§ Records for the exercise
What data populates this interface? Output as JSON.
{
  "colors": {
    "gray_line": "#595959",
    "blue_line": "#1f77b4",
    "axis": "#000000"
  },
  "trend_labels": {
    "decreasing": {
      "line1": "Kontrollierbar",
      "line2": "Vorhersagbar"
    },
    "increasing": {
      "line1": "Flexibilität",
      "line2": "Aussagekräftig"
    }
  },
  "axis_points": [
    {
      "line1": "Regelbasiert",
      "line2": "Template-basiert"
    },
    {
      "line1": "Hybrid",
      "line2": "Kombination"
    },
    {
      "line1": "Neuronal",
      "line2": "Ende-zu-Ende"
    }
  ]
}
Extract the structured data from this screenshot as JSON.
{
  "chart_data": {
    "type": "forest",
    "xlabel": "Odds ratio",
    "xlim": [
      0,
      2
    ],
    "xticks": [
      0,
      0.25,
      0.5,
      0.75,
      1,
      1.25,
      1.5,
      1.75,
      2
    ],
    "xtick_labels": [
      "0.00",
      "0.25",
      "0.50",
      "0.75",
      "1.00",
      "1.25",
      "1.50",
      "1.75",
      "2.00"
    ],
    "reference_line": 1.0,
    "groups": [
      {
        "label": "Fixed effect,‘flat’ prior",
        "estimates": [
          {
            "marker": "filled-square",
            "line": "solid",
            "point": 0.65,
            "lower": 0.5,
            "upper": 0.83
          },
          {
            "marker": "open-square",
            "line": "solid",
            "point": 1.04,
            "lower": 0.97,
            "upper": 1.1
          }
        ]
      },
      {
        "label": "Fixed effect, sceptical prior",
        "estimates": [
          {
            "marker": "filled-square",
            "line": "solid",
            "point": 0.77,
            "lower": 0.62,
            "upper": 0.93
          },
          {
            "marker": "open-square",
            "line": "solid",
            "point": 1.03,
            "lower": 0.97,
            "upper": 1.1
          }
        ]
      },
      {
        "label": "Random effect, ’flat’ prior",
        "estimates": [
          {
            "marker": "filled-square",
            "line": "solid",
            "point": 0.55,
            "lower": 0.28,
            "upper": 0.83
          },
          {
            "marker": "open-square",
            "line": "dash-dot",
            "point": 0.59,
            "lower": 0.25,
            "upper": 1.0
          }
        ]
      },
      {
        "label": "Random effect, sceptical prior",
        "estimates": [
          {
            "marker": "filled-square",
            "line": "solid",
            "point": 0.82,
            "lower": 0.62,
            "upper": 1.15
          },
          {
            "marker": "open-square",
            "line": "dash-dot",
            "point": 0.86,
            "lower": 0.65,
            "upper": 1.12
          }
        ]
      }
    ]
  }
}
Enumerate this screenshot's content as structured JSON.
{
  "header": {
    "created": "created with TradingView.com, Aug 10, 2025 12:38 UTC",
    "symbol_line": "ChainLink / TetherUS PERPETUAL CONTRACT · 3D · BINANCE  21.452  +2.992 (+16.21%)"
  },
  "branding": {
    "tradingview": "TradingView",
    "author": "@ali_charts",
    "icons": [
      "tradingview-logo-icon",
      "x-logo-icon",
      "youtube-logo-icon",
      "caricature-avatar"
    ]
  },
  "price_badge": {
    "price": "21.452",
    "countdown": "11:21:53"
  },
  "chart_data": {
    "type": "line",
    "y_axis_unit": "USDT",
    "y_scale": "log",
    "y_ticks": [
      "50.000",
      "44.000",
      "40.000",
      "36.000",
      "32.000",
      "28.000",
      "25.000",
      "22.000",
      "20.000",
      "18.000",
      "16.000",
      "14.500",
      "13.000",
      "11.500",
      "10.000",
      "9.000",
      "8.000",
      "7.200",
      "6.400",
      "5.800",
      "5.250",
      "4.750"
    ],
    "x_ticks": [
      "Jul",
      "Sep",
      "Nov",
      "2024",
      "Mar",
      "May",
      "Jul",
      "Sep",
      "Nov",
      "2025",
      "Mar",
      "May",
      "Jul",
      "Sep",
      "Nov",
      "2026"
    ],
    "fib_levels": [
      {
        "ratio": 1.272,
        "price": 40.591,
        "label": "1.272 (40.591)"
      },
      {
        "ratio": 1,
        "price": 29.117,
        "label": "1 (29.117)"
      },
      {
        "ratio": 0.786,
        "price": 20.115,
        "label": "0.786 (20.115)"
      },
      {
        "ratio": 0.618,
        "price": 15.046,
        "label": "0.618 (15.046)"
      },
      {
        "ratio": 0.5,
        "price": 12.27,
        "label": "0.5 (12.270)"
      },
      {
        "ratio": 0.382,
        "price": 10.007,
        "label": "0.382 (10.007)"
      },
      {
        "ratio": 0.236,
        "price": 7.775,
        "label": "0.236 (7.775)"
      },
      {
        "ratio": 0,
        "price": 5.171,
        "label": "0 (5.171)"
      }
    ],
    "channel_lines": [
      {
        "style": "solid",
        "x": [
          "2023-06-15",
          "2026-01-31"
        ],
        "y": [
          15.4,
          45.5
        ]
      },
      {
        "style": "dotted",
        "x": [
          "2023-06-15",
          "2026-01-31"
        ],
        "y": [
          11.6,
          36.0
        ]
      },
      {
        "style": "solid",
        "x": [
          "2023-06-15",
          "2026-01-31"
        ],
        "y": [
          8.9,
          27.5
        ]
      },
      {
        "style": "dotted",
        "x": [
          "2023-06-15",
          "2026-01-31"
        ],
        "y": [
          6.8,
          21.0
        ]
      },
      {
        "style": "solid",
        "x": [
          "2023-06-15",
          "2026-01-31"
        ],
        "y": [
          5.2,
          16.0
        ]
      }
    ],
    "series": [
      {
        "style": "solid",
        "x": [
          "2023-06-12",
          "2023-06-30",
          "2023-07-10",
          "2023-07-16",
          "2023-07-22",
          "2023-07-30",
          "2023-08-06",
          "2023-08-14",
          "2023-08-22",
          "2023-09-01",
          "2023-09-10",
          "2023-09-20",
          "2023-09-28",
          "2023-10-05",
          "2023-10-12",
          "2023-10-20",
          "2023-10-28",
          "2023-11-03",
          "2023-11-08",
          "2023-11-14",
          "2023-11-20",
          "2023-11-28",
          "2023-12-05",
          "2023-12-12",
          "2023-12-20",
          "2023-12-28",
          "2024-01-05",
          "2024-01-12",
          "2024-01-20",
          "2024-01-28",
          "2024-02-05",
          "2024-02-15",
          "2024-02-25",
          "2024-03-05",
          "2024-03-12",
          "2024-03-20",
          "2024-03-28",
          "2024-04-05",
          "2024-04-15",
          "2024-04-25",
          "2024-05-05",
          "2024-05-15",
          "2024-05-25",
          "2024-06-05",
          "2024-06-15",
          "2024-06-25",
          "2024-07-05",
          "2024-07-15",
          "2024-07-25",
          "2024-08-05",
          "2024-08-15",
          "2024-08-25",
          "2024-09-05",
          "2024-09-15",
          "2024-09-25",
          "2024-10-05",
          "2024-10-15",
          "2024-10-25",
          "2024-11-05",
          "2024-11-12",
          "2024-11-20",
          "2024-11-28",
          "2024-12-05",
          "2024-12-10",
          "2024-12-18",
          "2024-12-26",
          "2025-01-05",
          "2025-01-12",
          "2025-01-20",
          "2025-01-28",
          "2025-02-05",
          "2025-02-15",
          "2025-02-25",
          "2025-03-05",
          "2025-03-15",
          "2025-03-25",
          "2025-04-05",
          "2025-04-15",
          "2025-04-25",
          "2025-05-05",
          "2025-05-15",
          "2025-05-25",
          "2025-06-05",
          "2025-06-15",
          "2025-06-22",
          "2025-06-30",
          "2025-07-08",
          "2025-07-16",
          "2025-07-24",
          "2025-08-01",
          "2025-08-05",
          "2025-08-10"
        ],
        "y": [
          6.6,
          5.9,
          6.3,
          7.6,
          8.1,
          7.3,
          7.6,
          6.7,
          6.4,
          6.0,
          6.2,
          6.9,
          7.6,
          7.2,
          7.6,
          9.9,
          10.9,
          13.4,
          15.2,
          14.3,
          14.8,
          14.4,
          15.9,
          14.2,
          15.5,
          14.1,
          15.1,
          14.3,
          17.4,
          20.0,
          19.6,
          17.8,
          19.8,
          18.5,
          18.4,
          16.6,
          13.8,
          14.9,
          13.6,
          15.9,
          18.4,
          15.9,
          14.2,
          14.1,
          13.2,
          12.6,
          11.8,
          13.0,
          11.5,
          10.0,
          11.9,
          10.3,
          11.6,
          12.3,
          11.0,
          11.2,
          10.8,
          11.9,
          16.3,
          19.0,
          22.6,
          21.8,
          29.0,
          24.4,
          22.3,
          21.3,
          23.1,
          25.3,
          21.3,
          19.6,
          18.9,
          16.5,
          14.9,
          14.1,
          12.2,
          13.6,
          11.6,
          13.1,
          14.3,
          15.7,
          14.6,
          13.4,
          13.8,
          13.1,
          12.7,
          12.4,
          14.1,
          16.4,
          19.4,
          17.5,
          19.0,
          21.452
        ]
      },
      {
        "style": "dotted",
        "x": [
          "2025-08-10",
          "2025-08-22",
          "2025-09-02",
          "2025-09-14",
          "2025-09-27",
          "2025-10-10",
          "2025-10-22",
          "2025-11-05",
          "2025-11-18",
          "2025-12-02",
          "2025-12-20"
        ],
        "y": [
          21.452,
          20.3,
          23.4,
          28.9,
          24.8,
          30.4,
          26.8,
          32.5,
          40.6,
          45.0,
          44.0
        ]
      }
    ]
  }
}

§ Task goal
Filter the entries and copy out every line with the word "sceptical".

§ Worked answer
        "label": "Fixed effect, sceptical prior",
        "label": "Random effect, sceptical prior",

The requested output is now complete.